#### TASK GOAL
Reproduce the listing exactly, with no pictures in your copy.

>> BEGIN DATA ENTRIES

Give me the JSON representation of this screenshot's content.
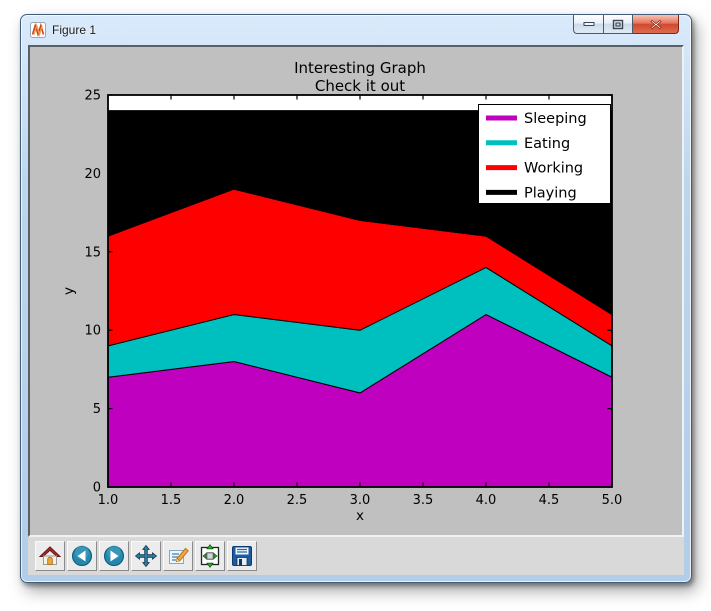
{
  "window": {
    "title": "Figure 1",
    "controls": {
      "minimize": "minimize",
      "maximize": "maximize",
      "close": "close"
    }
  },
  "chart_data": {
    "type": "area",
    "stacked": true,
    "title": "Interesting Graph",
    "subtitle": "Check it out",
    "xlabel": "x",
    "ylabel": "y",
    "x": [
      1,
      2,
      3,
      4,
      5
    ],
    "series": [
      {
        "name": "Sleeping",
        "color": "#bf00bf",
        "values": [
          7,
          8,
          6,
          11,
          7
        ]
      },
      {
        "name": "Eating",
        "color": "#00bfbf",
        "values": [
          2,
          3,
          4,
          3,
          2
        ]
      },
      {
        "name": "Working",
        "color": "#ff0000",
        "values": [
          7,
          8,
          7,
          2,
          2
        ]
      },
      {
        "name": "Playing",
        "color": "#000000",
        "values": [
          8,
          5,
          7,
          8,
          13
        ]
      }
    ],
    "xlim": [
      1,
      5
    ],
    "ylim": [
      0,
      25
    ],
    "xticks": [
      1.0,
      1.5,
      2.0,
      2.5,
      3.0,
      3.5,
      4.0,
      4.5,
      5.0
    ],
    "xtick_labels": [
      "1.0",
      "1.5",
      "2.0",
      "2.5",
      "3.0",
      "3.5",
      "4.0",
      "4.5",
      "5.0"
    ],
    "yticks": [
      0,
      5,
      10,
      15,
      20,
      25
    ],
    "ytick_labels": [
      "0",
      "5",
      "10",
      "15",
      "20",
      "25"
    ],
    "legend": {
      "position": "upper right",
      "entries": [
        "Sleeping",
        "Eating",
        "Working",
        "Playing"
      ]
    },
    "grid": false,
    "plot_bg": "#ffffff",
    "figure_bg": "#c0c0c0"
  },
  "toolbar": {
    "buttons": [
      {
        "name": "home"
      },
      {
        "name": "back"
      },
      {
        "name": "forward"
      },
      {
        "name": "pan"
      },
      {
        "name": "zoom-to-rect"
      },
      {
        "name": "configure-subplots"
      },
      {
        "name": "save"
      }
    ]
  }
}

>> END DATA ENTRIES

#### RESULT OF THE EXERCISE
Give me the JSON representation of this screenshot's content.
{
  "window": {
    "title": "Figure 1",
    "controls": {
      "minimize": "minimize",
      "maximize": "maximize",
      "close": "close"
    }
  },
  "chart_data": {
    "type": "area",
    "stacked": true,
    "title": "Interesting Graph",
    "subtitle": "Check it out",
    "xlabel": "x",
    "ylabel": "y",
    "x": [
      1,
      2,
      3,
      4,
      5
    ],
    "series": [
      {
        "name": "Sleeping",
        "color": "#bf00bf",
        "values": [
          7,
          8,
          6,
          11,
          7
        ]
      },
      {
        "name": "Eating",
        "color": "#00bfbf",
        "values": [
          2,
          3,
          4,
          3,
          2
        ]
      },
      {
        "name": "Working",
        "color": "#ff0000",
        "values": [
          7,
          8,
          7,
          2,
          2
        ]
      },
      {
        "name": "Playing",
        "color": "#000000",
        "values": [
          8,
          5,
          7,
          8,
          13
        ]
      }
    ],
    "xlim": [
      1,
      5
    ],
    "ylim": [
      0,
      25
    ],
    "xticks": [
      1.0,
      1.5,
      2.0,
      2.5,
      3.0,
      3.5,
      4.0,
      4.5,
      5.0
    ],
    "xtick_labels": [
      "1.0",
      "1.5",
      "2.0",
      "2.5",
      "3.0",
      "3.5",
      "4.0",
      "4.5",
      "5.0"
    ],
    "yticks": [
      0,
      5,
      10,
      15,
      20,
      25
    ],
    "ytick_labels": [
      "0",
      "5",
      "10",
      "15",
      "20",
      "25"
    ],
    "legend": {
      "position": "upper right",
      "entries": [
        "Sleeping",
        "Eating",
        "Working",
        "Playing"
      ]
    },
    "grid": false,
    "plot_bg": "#ffffff",
    "figure_bg": "#c0c0c0"
  },
  "toolbar": {
    "buttons": [
      {
        "name": "home"
      },
      {
        "name": "back"
      },
      {
        "name": "forward"
      },
      {
        "name": "pan"
      },
      {
        "name": "zoom-to-rect"
      },
      {
        "name": "configure-subplots"
      },
      {
        "name": "save"
      }
    ]
  }
}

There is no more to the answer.